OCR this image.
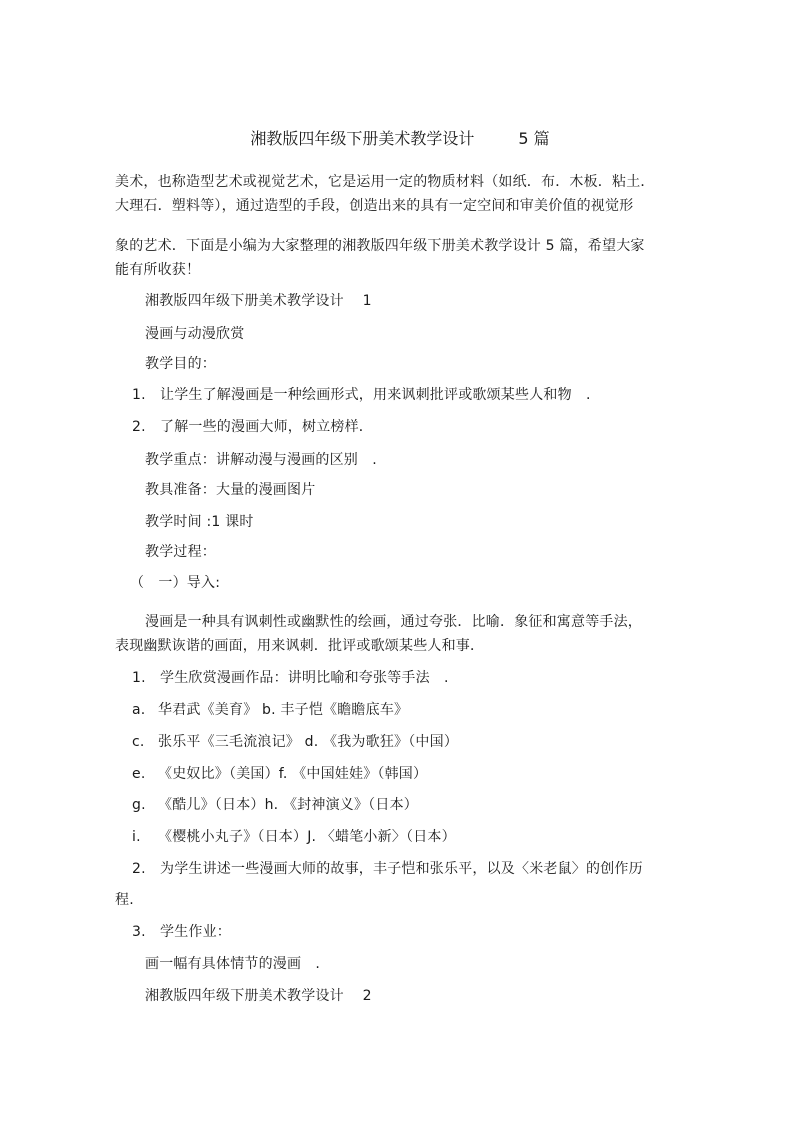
湘教版四年级下册美术教学设计	5 篇
美术，也称造型艺术或视觉艺术，它是运用一定的物质材料（如纸．布．木板．粘土．
大理石．塑料等），通过造型的手段，创造出来的具有一定空间和审美价值的视觉形
象的艺术．下面是小编为大家整理的湘教版四年级下册美术教学设计 5 篇，希望大家
能有所收获！
湘教版四年级下册美术教学设计　 1
漫画与动漫欣赏
教学目的：
1. 让学生了解漫画是一种绘画形式，用来讽刺批评或歌颂某些人和物　.
2. 了解一些的漫画大师，树立榜样．
教学重点：讲解动漫与漫画的区别　.
教具准备：大量的漫画图片
教学时间 :1 课时
教学过程：
（　一）导入:
漫画是一种具有讽刺性或幽默性的绘画，通过夸张．比喻．象征和寓意等手法，
表现幽默诙谐的画面，用来讽刺．批评或歌颂某些人和事．
1. 学生欣赏漫画作品：讲明比喻和夸张等手法　.
a. 华君武《美育》 b. 丰子恺《瞻瞻底车》
c. 张乐平《三毛流浪记》 d. 《我为歌狂》（中国）
e. 《史奴比》（美国）f. 《中国娃娃》（韩国）
g. 《酷儿》（日本）h. 《封神演义》（日本）
i. 《樱桃小丸子》（日本）J. 〈蜡笔小新〉（日本）
2. 为学生讲述一些漫画大师的故事，丰子恺和张乐平，以及〈米老鼠〉的创作历
程.
3. 学生作业：
画一幅有具体情节的漫画　.
湘教版四年级下册美术教学设计　 2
§ §
• **TASK INSTRUCTIONS**
Retype every record above exactly as written, but leave out the pictures.

• **TASK SOLUTION**
OCR this image.
湘教版四年级下册美术教学设计	5 篇
美术，也称造型艺术或视觉艺术，它是运用一定的物质材料（如纸．布．木板．粘土．
大理石．塑料等），通过造型的手段，创造出来的具有一定空间和审美价值的视觉形
象的艺术．下面是小编为大家整理的湘教版四年级下册美术教学设计 5 篇，希望大家
能有所收获！
湘教版四年级下册美术教学设计　 1
漫画与动漫欣赏
教学目的：
1. 让学生了解漫画是一种绘画形式，用来讽刺批评或歌颂某些人和物　.
2. 了解一些的漫画大师，树立榜样．
教学重点：讲解动漫与漫画的区别　.
教具准备：大量的漫画图片
教学时间 :1 课时
教学过程：
（　一）导入:
漫画是一种具有讽刺性或幽默性的绘画，通过夸张．比喻．象征和寓意等手法，
表现幽默诙谐的画面，用来讽刺．批评或歌颂某些人和事．
1. 学生欣赏漫画作品：讲明比喻和夸张等手法　.
a. 华君武《美育》 b. 丰子恺《瞻瞻底车》
c. 张乐平《三毛流浪记》 d. 《我为歌狂》（中国）
e. 《史奴比》（美国）f. 《中国娃娃》（韩国）
g. 《酷儿》（日本）h. 《封神演义》（日本）
i. 《樱桃小丸子》（日本）J. 〈蜡笔小新〉（日本）
2. 为学生讲述一些漫画大师的故事，丰子恺和张乐平，以及〈米老鼠〉的创作历
程.
3. 学生作业：
画一幅有具体情节的漫画　.
湘教版四年级下册美术教学设计　 2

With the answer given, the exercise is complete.